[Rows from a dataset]

◆ ◆ ◆ ◆ ◆

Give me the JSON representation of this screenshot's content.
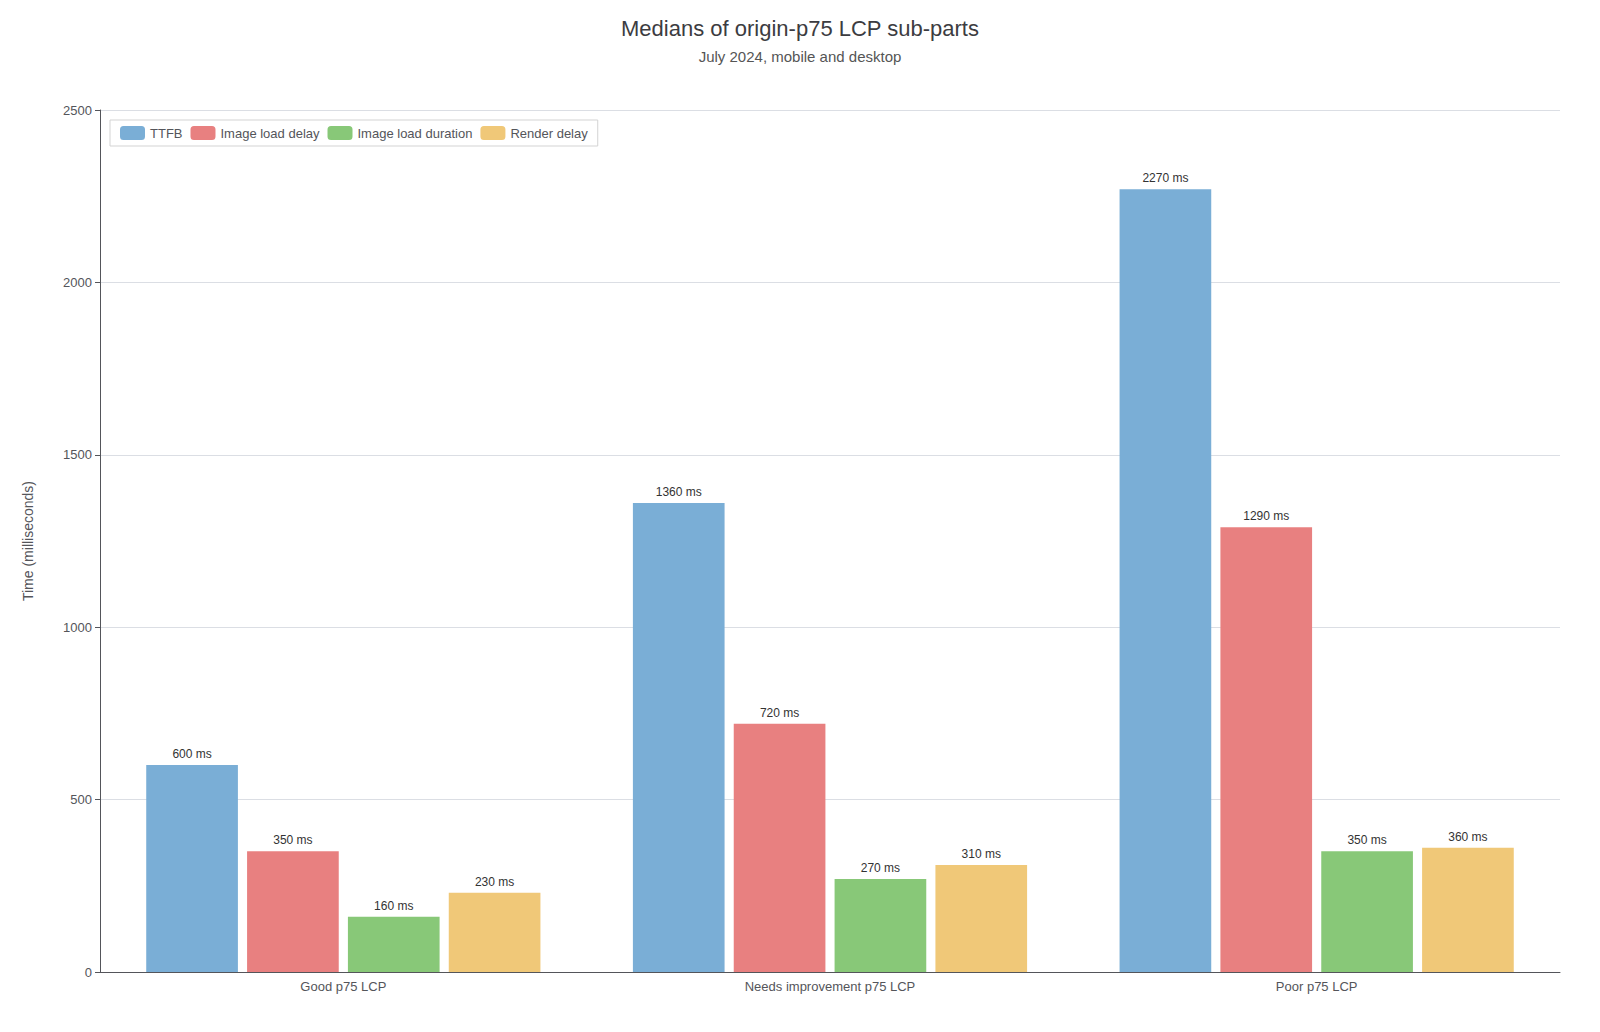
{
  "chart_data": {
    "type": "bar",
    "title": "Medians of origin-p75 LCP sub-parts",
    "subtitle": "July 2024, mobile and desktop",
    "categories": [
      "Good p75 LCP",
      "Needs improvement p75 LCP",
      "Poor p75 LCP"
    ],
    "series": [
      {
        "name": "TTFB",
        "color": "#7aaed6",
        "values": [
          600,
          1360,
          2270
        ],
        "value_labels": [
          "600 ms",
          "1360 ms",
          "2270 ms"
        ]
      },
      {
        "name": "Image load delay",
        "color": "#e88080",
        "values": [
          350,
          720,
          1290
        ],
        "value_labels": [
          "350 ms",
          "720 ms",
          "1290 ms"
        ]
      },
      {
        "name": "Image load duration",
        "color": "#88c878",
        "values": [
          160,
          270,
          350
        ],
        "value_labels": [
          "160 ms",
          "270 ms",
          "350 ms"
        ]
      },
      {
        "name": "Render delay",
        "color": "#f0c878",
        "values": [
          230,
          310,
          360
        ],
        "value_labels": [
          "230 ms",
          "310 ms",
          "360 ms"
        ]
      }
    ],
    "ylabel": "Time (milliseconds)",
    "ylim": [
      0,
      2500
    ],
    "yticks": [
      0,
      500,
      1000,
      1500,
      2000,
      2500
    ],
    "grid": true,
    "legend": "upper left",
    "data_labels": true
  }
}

◆ ◆ ◆ ◆ ◆

- _Task to complete_:
Copy out the whole listing exactly, and don't carry over any pictures.

- _Output for this task_:
Give me the JSON representation of this screenshot's content.
{
  "chart_data": {
    "type": "bar",
    "title": "Medians of origin-p75 LCP sub-parts",
    "subtitle": "July 2024, mobile and desktop",
    "categories": [
      "Good p75 LCP",
      "Needs improvement p75 LCP",
      "Poor p75 LCP"
    ],
    "series": [
      {
        "name": "TTFB",
        "color": "#7aaed6",
        "values": [
          600,
          1360,
          2270
        ],
        "value_labels": [
          "600 ms",
          "1360 ms",
          "2270 ms"
        ]
      },
      {
        "name": "Image load delay",
        "color": "#e88080",
        "values": [
          350,
          720,
          1290
        ],
        "value_labels": [
          "350 ms",
          "720 ms",
          "1290 ms"
        ]
      },
      {
        "name": "Image load duration",
        "color": "#88c878",
        "values": [
          160,
          270,
          350
        ],
        "value_labels": [
          "160 ms",
          "270 ms",
          "350 ms"
        ]
      },
      {
        "name": "Render delay",
        "color": "#f0c878",
        "values": [
          230,
          310,
          360
        ],
        "value_labels": [
          "230 ms",
          "310 ms",
          "360 ms"
        ]
      }
    ],
    "ylabel": "Time (milliseconds)",
    "ylim": [
      0,
      2500
    ],
    "yticks": [
      0,
      500,
      1000,
      1500,
      2000,
      2500
    ],
    "grid": true,
    "legend": "upper left",
    "data_labels": true
  }
}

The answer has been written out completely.